Pictures do not belong in the copy; transcribe everything else in the records exactly.
[Start Records for this task]
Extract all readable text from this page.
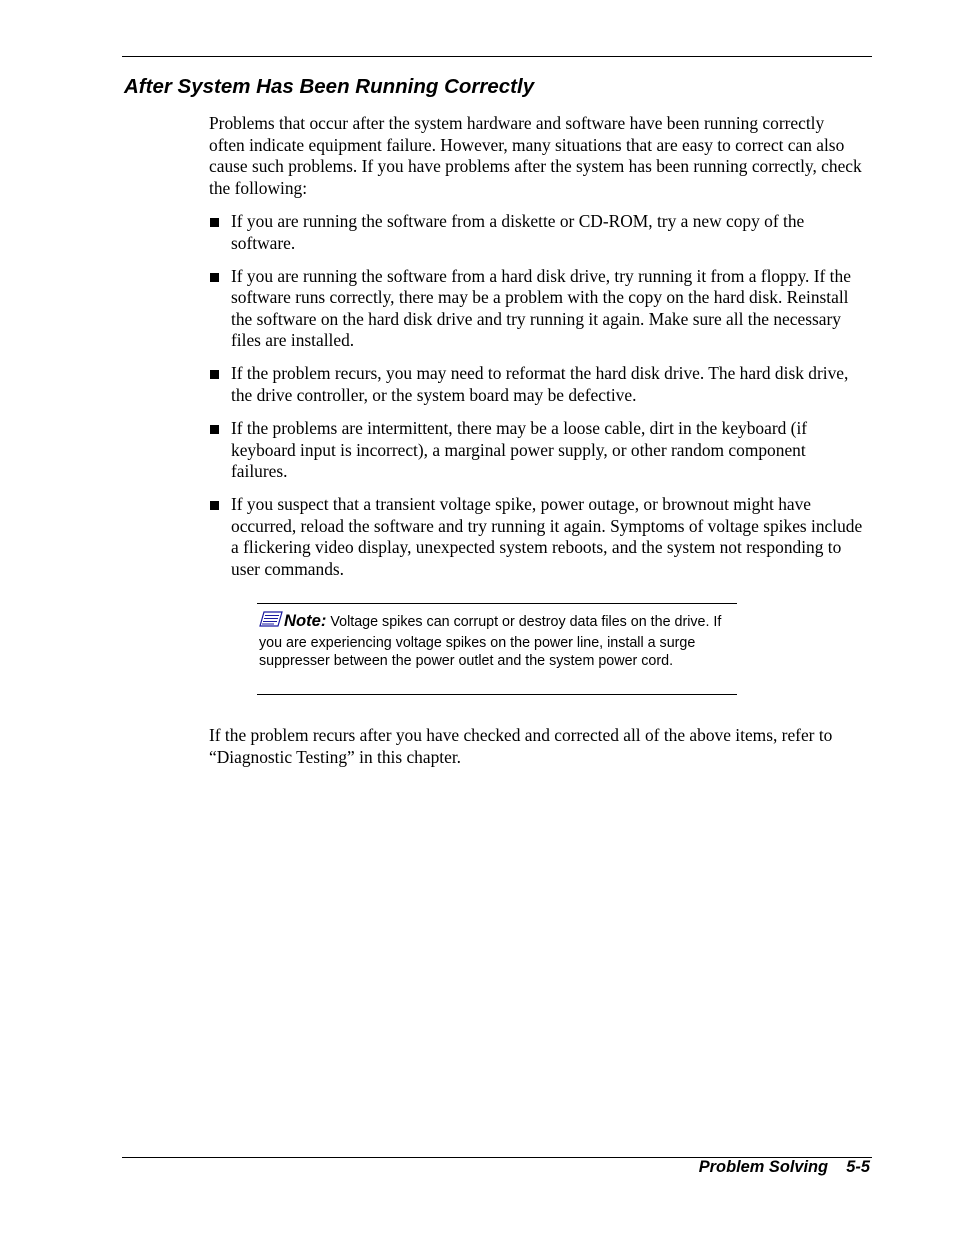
After System Has Been Running Correctly

Problems that occur after the system hardware and software have been running correctly often indicate equipment failure. However, many situations that are easy to correct can also cause such problems. If you have problems after the system has been running correctly, check the following:

If you are running the software from a diskette or CD-ROM, try a new copy of the software.
If you are running the software from a hard disk drive, try running it from a floppy. If the software runs correctly, there may be a problem with the copy on the hard disk. Reinstall the software on the hard disk drive and try running it again. Make sure all the necessary files are installed.
If the problem recurs, you may need to reformat the hard disk drive. The hard disk drive, the drive controller, or the system board may be defective.
If the problems are intermittent, there may be a loose cable, dirt in the keyboard (if keyboard input is incorrect), a marginal power supply, or other random component failures.
If you suspect that a transient voltage spike, power outage, or brownout might have occurred, reload the software and try running it again. Symptoms of voltage spikes include a flickering video display, unexpected system reboots, and the system not responding to user commands.
Note: Voltage spikes can corrupt or destroy data files on the drive. If you are experiencing voltage spikes on the power line, install a surge suppresser between the power outlet and the system power cord.

If the problem recurs after you have checked and corrected all of the above items, refer to “Diagnostic Testing” in this chapter.

Problem Solving 5-5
[End Records for this task]
§ **Solution to this exercise**
Extract all readable text from this page.
After System Has Been Running Correctly

Problems that occur after the system hardware and software have been running correctly often indicate equipment failure. However, many situations that are easy to correct can also cause such problems. If you have problems after the system has been running correctly, check the following:

If you are running the software from a diskette or CD-ROM, try a new copy of the software.
If you are running the software from a hard disk drive, try running it from a floppy. If the software runs correctly, there may be a problem with the copy on the hard disk. Reinstall the software on the hard disk drive and try running it again. Make sure all the necessary files are installed.
If the problem recurs, you may need to reformat the hard disk drive. The hard disk drive, the drive controller, or the system board may be defective.
If the problems are intermittent, there may be a loose cable, dirt in the keyboard (if keyboard input is incorrect), a marginal power supply, or other random component failures.
If you suspect that a transient voltage spike, power outage, or brownout might have occurred, reload the software and try running it again. Symptoms of voltage spikes include a flickering video display, unexpected system reboots, and the system not responding to user commands.
Note: Voltage spikes can corrupt or destroy data files on the drive. If you are experiencing voltage spikes on the power line, install a surge suppresser between the power outlet and the system power cord.

If the problem recurs after you have checked and corrected all of the above items, refer to “Diagnostic Testing” in this chapter.

Problem Solving 5-5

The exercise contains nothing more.